_RECORD EXTRACTS_
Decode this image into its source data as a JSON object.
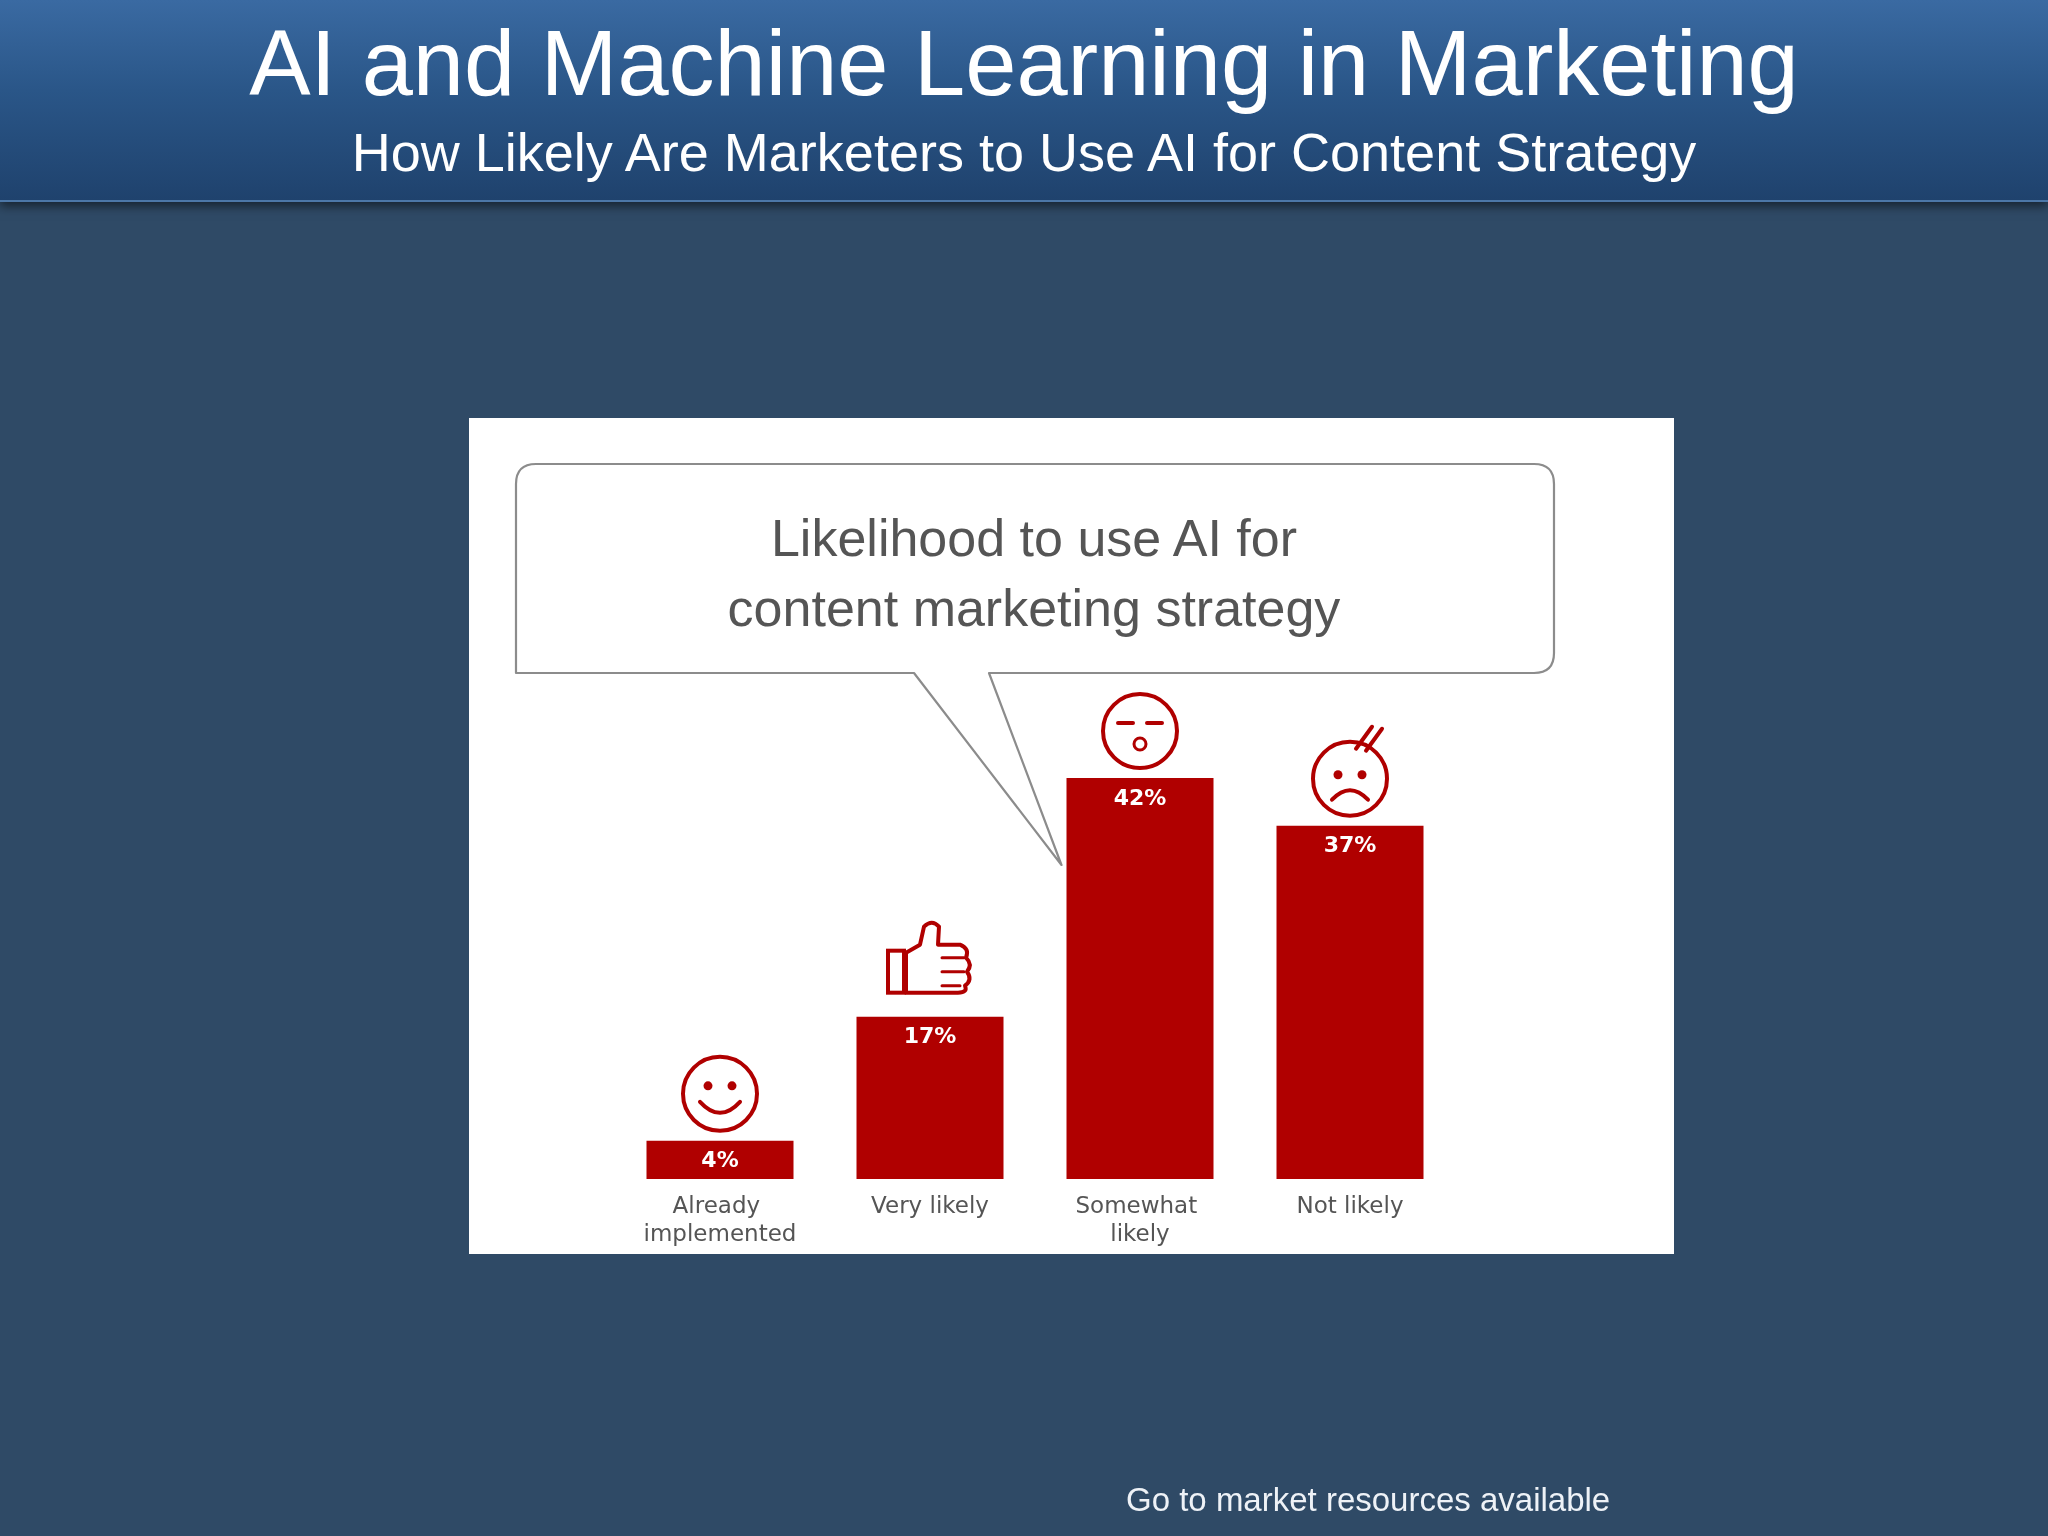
{
  "chart_data": {
    "type": "bar",
    "title": "AI and Machine Learning in Marketing",
    "subtitle": "How Likely Are Marketers to Use AI for Content Strategy",
    "categories": [
      "Already implemented",
      "Very likely",
      "Somewhat likely",
      "Not likely"
    ],
    "values": [
      4,
      17,
      42,
      37
    ],
    "value_labels": [
      "4%",
      "17%",
      "42%",
      "37%"
    ],
    "color": "#b00000",
    "annotations": [
      "Likelihood to use AI for content marketing strategy",
      "Go to market resources available"
    ]
  }
}
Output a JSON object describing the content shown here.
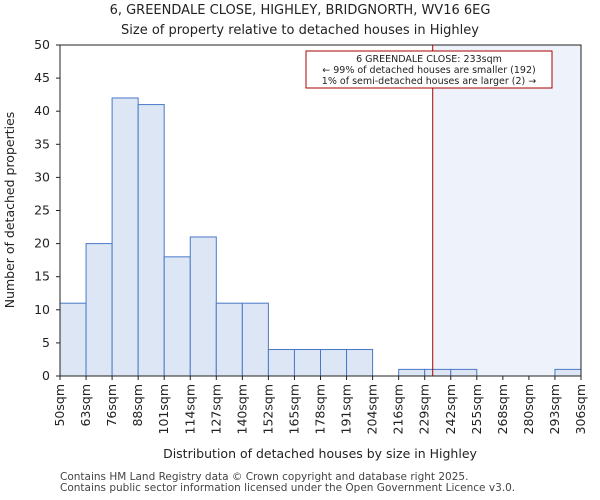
{
  "chart_data": {
    "type": "bar",
    "title": "6, GREENDALE CLOSE, HIGHLEY, BRIDGNORTH, WV16 6EG",
    "subtitle": "Size of property relative to detached houses in Highley",
    "xlabel": "Distribution of detached houses by size in Highley",
    "ylabel": "Number of detached properties",
    "ylim": [
      0,
      50
    ],
    "yticks": [
      0,
      5,
      10,
      15,
      20,
      25,
      30,
      35,
      40,
      45,
      50
    ],
    "bin_edges": [
      "50sqm",
      "63sqm",
      "76sqm",
      "88sqm",
      "101sqm",
      "114sqm",
      "127sqm",
      "140sqm",
      "152sqm",
      "165sqm",
      "178sqm",
      "191sqm",
      "204sqm",
      "216sqm",
      "229sqm",
      "242sqm",
      "255sqm",
      "268sqm",
      "280sqm",
      "293sqm",
      "306sqm"
    ],
    "values": [
      11,
      20,
      42,
      41,
      18,
      21,
      11,
      11,
      4,
      4,
      4,
      4,
      0,
      1,
      1,
      1,
      0,
      0,
      0,
      1
    ],
    "bar_color": "#dce6f4",
    "bar_edge_color": "#4a78c8",
    "highlight_color": "#eef3fb",
    "marker": {
      "value_sqm": 233,
      "color": "#aa0000"
    },
    "annotation": {
      "lines": [
        "6 GREENDALE CLOSE: 233sqm",
        "← 99% of detached houses are smaller (192)",
        "1% of semi-detached houses are larger (2) →"
      ]
    },
    "grid": false
  },
  "footer": {
    "line1": "Contains HM Land Registry data © Crown copyright and database right 2025.",
    "line2": "Contains public sector information licensed under the Open Government Licence v3.0."
  }
}
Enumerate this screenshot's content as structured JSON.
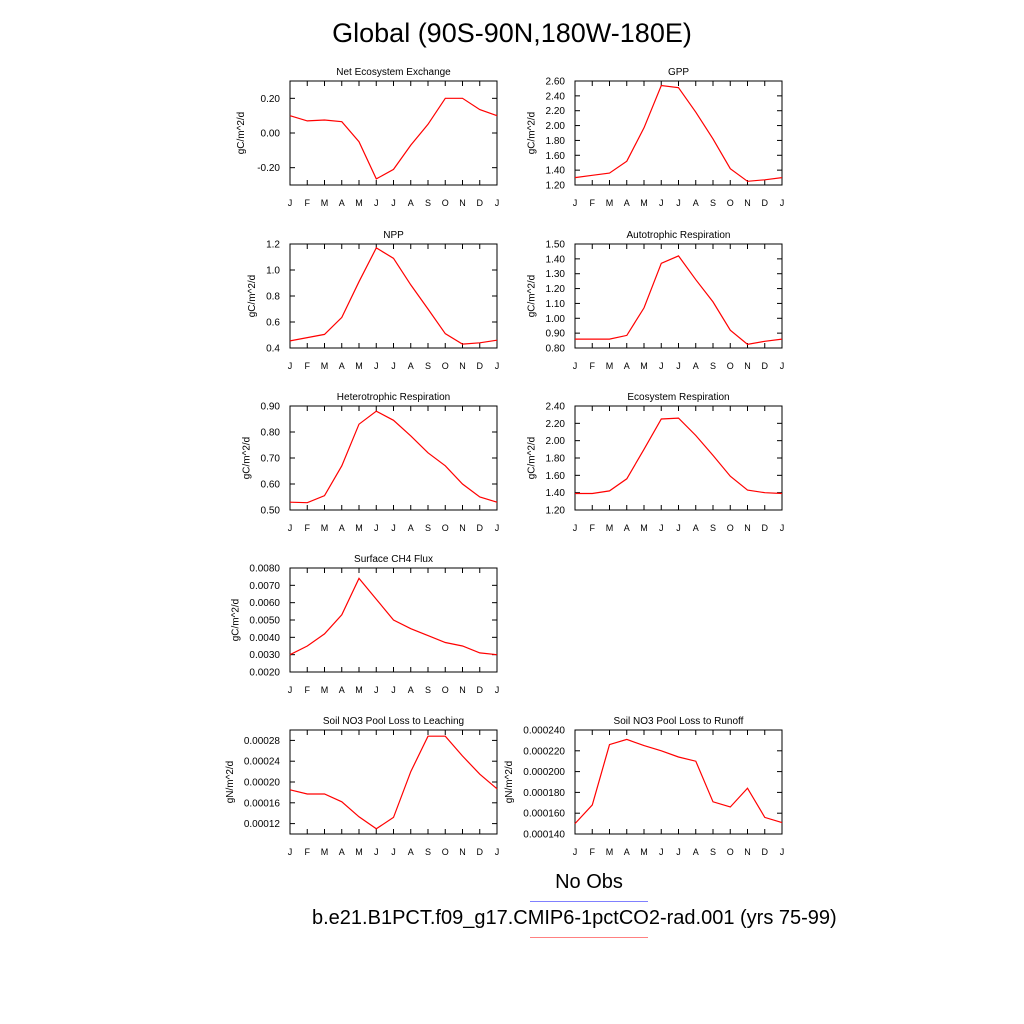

_REQUIRED TASK_
Say how many lines in the records above hold "GREENDALE", and give no other text.

_ANSWER FOR THE TASK_
2